[Arahan Tugas 1] Tuliskan ulang tanpa perubahan baris-baris catatan di bawah, mulai dari baris pertama catatan sampai baris yang memuat "Localize all elements.", termasuk kedua ujungnya.

[Bagian Dokumen]
Jumat 16 Aug 2019 21:34 WIB

Jokowi Mau Ibu Kota Pindah, Sri Mulyani: Belum Dianggarkan

Sri Mulyani mengungkapkan alasan mengapa pemindahan ibu kota belum masuk RAPBN

Rep: Dedy Darmawan Nasution/ Red: Hasanul Rizqa
Menteri Keuangan Sri Mulyani memberikan keterangan pers, Jumat (24/5/2019).
Foto: Antara/M Risyal Hidayat
Menteri Keuangan Sri Mulyani memberikan keterangan pers, Jumat (24/5/2019).

REPUBLIKA.CO.ID, JAKARTA -- Presiden Joko Widodo dalam pidatonya pada sidang bersama di Kompleks Parlemen, Jakarta, hari ini meminta izin kepada seluruh masyarakat Tanah Air untuk memindahkan ibu kota Indonesia ke suatu daerah di Pulau Kalimantan.

Menurut Kepala Negara, pemindahan ibu kota RI dilakukan demi visi Indonesia Maju yang dicanangkan pemerintah. Demikian pula, rencana ini dinilai akan ikut mendorong pemerataan ekonomi ke kawasan Indonesia timur.

Baca Juga

"Pada kesempatan yang bersejarah ini, dengan memohon ridho Allah swt. saya mohon izin untuk memindahkan ibu kota negara kita ke Pulau Kalimantan," kata Presiden Jokowi, Jumat (16/8).

[Arahan Tugas 2] Teruskan berita tentang pemindahan ibu kota ke Kalimantan di atas, dimulai setelah kalimat terakhir yang tercantum.

[Data Masukan]

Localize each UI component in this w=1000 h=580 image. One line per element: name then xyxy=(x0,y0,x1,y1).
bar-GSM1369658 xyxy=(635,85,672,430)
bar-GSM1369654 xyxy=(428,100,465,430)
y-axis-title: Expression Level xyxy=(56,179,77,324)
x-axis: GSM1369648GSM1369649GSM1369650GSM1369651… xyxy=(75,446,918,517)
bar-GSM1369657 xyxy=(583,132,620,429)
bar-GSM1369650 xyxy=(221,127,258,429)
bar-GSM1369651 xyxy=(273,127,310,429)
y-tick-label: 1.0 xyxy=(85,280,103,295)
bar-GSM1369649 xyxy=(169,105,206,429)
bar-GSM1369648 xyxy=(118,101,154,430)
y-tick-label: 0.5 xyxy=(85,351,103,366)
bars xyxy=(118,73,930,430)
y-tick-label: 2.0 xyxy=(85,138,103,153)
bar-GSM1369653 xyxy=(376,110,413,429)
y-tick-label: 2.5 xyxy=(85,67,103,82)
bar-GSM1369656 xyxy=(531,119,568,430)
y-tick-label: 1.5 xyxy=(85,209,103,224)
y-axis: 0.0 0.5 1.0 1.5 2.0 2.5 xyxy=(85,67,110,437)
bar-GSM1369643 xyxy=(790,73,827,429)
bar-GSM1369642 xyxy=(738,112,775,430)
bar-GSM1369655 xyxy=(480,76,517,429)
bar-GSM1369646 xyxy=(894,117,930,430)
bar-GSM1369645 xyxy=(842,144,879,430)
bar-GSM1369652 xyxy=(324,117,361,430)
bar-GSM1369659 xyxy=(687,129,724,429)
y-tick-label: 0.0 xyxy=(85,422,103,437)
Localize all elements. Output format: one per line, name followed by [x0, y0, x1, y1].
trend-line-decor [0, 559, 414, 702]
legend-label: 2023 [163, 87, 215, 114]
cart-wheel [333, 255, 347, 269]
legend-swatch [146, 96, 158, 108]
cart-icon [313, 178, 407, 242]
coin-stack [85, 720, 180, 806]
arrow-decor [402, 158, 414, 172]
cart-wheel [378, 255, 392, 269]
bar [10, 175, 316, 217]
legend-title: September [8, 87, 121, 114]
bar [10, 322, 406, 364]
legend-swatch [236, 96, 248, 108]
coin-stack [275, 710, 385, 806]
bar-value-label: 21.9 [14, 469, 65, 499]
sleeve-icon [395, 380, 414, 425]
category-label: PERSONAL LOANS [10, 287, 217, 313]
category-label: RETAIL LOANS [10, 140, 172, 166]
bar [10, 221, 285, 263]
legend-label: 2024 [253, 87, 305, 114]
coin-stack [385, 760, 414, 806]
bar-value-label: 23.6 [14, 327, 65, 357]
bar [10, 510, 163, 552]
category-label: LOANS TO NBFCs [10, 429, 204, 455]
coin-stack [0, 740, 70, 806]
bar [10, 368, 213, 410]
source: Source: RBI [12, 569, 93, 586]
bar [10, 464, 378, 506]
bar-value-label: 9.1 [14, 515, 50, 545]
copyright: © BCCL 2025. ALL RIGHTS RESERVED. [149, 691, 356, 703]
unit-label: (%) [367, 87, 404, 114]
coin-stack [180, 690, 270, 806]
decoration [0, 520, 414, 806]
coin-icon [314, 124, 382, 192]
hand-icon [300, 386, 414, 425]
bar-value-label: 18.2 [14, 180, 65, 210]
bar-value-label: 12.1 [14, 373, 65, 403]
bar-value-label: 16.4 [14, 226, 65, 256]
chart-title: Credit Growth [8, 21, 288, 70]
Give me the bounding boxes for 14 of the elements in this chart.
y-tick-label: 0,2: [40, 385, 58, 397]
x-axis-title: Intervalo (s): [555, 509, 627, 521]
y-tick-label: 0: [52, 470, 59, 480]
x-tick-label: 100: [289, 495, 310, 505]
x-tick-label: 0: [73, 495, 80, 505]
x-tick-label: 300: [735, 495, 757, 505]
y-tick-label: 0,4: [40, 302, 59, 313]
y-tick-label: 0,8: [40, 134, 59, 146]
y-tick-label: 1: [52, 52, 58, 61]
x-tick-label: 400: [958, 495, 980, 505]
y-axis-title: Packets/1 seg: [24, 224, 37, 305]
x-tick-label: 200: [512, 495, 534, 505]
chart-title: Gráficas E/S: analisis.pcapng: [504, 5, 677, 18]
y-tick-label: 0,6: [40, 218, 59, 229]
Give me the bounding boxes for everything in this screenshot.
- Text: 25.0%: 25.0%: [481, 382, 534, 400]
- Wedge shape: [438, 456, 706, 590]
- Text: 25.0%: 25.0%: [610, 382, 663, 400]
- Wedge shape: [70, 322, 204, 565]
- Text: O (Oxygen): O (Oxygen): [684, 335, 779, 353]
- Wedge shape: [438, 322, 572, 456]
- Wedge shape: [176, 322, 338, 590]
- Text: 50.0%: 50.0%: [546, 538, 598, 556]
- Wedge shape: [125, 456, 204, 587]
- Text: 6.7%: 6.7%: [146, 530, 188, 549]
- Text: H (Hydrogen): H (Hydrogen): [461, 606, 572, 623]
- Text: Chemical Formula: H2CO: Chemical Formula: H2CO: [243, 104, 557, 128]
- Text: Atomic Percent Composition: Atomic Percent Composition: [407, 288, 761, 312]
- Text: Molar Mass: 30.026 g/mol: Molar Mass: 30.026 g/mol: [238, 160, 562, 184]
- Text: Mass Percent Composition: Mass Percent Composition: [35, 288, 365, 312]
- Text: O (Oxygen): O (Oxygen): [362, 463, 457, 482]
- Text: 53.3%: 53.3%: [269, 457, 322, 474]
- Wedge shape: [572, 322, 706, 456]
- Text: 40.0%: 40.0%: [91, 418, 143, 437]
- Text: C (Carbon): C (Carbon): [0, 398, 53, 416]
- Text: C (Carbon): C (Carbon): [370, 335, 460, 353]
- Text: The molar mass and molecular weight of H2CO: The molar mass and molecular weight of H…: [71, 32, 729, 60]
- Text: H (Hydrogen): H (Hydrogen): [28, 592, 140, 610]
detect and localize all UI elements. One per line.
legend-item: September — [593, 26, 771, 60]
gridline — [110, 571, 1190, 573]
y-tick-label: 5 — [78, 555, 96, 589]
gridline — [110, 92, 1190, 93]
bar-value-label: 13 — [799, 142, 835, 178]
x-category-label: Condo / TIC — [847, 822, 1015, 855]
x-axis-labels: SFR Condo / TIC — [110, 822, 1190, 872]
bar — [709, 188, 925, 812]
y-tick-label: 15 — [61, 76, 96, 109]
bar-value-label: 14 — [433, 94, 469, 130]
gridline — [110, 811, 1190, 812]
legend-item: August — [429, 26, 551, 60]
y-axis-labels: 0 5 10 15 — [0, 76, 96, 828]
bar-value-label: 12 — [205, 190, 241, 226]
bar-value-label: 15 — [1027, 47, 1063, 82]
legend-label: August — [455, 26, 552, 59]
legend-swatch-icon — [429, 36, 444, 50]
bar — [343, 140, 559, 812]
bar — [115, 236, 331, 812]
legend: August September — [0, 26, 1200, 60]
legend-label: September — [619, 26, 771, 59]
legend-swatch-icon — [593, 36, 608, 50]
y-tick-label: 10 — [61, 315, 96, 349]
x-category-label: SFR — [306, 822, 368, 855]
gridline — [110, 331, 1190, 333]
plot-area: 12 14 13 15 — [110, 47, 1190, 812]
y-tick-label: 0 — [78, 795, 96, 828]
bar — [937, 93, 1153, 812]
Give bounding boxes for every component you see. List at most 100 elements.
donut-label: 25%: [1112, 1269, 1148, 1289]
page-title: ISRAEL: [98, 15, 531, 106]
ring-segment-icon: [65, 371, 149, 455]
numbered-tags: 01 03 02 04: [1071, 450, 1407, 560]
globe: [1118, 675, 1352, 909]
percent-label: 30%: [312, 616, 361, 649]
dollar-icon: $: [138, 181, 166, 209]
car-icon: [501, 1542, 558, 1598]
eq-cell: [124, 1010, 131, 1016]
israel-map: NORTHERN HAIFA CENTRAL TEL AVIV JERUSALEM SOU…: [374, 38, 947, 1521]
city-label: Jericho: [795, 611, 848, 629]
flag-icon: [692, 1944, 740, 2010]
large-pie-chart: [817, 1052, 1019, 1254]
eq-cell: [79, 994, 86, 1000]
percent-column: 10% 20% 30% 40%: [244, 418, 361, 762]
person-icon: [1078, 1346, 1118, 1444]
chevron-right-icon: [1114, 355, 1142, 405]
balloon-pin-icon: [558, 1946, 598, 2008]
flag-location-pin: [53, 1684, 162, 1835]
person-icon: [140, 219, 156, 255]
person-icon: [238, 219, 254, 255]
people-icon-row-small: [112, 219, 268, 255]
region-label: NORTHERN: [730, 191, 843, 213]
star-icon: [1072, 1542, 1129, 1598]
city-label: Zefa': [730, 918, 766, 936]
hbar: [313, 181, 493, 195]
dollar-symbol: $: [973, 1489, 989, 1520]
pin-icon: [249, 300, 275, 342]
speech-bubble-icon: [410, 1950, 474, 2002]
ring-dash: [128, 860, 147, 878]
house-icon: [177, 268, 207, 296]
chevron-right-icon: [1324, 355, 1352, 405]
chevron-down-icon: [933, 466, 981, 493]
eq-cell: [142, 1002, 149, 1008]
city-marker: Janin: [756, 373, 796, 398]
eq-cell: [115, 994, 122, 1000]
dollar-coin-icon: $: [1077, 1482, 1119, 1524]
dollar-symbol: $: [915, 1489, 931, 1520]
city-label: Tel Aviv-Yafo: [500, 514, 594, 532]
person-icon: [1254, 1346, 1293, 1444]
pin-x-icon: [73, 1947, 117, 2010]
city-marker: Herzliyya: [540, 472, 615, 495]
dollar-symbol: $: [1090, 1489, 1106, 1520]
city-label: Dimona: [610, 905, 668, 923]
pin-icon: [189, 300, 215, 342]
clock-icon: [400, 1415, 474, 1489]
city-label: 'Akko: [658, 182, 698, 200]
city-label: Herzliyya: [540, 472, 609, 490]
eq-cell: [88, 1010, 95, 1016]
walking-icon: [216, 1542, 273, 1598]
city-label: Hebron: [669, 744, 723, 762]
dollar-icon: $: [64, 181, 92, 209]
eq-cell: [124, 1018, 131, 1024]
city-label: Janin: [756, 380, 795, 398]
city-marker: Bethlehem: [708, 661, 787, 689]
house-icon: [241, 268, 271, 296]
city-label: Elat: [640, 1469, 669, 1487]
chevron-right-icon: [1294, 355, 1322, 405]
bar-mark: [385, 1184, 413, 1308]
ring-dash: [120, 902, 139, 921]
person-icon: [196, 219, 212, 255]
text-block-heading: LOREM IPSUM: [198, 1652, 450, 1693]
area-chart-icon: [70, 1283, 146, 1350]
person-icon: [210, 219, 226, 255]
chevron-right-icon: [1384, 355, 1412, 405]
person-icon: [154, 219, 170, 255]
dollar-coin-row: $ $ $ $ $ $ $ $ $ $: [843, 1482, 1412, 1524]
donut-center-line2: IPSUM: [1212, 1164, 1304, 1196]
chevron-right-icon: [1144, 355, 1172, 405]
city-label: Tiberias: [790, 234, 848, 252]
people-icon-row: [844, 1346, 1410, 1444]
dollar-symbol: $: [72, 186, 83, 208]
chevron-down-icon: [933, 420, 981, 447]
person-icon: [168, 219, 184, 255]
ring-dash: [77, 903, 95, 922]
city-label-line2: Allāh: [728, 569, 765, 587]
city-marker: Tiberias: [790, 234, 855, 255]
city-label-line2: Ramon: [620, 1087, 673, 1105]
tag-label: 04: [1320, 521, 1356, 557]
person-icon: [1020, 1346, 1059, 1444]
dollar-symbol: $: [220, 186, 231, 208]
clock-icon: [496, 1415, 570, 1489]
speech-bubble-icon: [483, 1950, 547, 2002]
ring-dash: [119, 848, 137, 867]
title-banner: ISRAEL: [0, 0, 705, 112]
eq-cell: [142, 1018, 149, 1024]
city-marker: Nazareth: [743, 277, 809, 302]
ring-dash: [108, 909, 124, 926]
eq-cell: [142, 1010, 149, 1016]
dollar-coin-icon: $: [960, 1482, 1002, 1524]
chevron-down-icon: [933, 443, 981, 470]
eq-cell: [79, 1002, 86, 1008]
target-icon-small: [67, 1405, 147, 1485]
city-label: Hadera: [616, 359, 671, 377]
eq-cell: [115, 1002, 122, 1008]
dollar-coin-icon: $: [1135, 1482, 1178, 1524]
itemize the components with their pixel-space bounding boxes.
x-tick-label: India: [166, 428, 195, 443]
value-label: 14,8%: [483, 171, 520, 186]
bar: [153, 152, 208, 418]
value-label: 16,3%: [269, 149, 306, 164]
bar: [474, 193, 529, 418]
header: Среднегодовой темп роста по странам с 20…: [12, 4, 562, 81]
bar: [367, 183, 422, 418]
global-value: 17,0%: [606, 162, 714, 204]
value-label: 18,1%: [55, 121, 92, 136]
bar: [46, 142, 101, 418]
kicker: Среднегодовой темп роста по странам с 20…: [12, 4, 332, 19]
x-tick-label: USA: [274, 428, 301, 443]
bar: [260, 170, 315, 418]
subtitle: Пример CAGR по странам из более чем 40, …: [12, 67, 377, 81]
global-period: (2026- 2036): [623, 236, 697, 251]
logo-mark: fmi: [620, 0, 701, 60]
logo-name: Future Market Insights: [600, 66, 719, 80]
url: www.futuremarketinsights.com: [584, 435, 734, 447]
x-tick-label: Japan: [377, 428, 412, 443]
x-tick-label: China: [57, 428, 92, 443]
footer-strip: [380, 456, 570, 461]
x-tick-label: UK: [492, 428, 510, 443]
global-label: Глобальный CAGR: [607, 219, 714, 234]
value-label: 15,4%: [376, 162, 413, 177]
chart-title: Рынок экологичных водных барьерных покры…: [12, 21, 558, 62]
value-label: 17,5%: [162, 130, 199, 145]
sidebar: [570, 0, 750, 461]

[Hasil Tugas 1]
Localize each UI component in this w=1000 h=580 image. One line per element: name then xyxy=(x0,y0,x1,y1).
bar-GSM1369658 xyxy=(635,85,672,430)
bar-GSM1369654 xyxy=(428,100,465,430)
y-axis-title: Expression Level xyxy=(56,179,77,324)
x-axis: GSM1369648GSM1369649GSM1369650GSM1369651… xyxy=(75,446,918,517)
bar-GSM1369657 xyxy=(583,132,620,429)
bar-GSM1369650 xyxy=(221,127,258,429)
bar-GSM1369651 xyxy=(273,127,310,429)
y-tick-label: 1.0 xyxy=(85,280,103,295)
bar-GSM1369649 xyxy=(169,105,206,429)
bar-GSM1369648 xyxy=(118,101,154,430)
y-tick-label: 0.5 xyxy=(85,351,103,366)
bars xyxy=(118,73,930,430)
y-tick-label: 2.0 xyxy=(85,138,103,153)
bar-GSM1369653 xyxy=(376,110,413,429)
y-tick-label: 2.5 xyxy=(85,67,103,82)
bar-GSM1369656 xyxy=(531,119,568,430)
y-tick-label: 1.5 xyxy=(85,209,103,224)
y-axis: 0.0 0.5 1.0 1.5 2.0 2.5 xyxy=(85,67,110,437)
bar-GSM1369643 xyxy=(790,73,827,429)
bar-GSM1369642 xyxy=(738,112,775,430)
bar-GSM1369655 xyxy=(480,76,517,429)
bar-GSM1369646 xyxy=(894,117,930,430)
bar-GSM1369645 xyxy=(842,144,879,430)
bar-GSM1369652 xyxy=(324,117,361,430)
bar-GSM1369659 xyxy=(687,129,724,429)
y-tick-label: 0.0 xyxy=(85,422,103,437)
Localize all elements. Output format: one per line, name followed by [x0, y0, x1, y1].

[Hasil Tugas 2]
Terpisah, Menteri Keuangan (Menkeu) Sri Mulyani Indrawati mengungkapkan, pada tahun depan pemindahan ibu kota belum dianggarkan dalam rancangan anggaran pendapatan dan belanja negara (RAPBN).

Sri menuturkan, pembangunan ibu kota baru sengaja belum dimasukkan ke dalam alokasi anggaran tahun 2020 lantaran perencanaan pemindahan ibu kota itu belum rampung.

"Memang, kami tidak memasukkan di dalam RAPBN 2020 karena seperti dilihat prosesnya masih perencanaan," kata Menkeu Sri dalam konferensi pers RAPBN 2020 di Jakarta, Jumat (16/8).

Ia menyatakan, besaran anggaran ibu kota akan sangat bergantung pada desain yang nantinya disahkan oleh Presiden Joko Widodo (Jokowi). Namun, lanjut Sri, untuk tahap awal pemindahan ibu kota anggaran yang dibutuhkan tidak akan terlalu besar. 

 

Investasi dari Swasta

Sementara itu, Menteri Perencanaan dan Pembangunan Nasional (PPN/Bappenas) Bambang Brodjonegoro menambahkan, pemerintah tidak menekankan seberapa besar anggaran yang dikeluarkan untuk pemindahan ibu kota.

Namun, pihaknya lebih berfokus pada seberapa besar investasi yang bisa diperoleh dari sektor swasta untuk menutupi kebutuhan dana.

Bambang menyebut, pembangunan ibu kota pada tahap pertama akan dibangun di atas tanah seluas 40 ribu hektare dengan target kapasitas 1,5 juta orang.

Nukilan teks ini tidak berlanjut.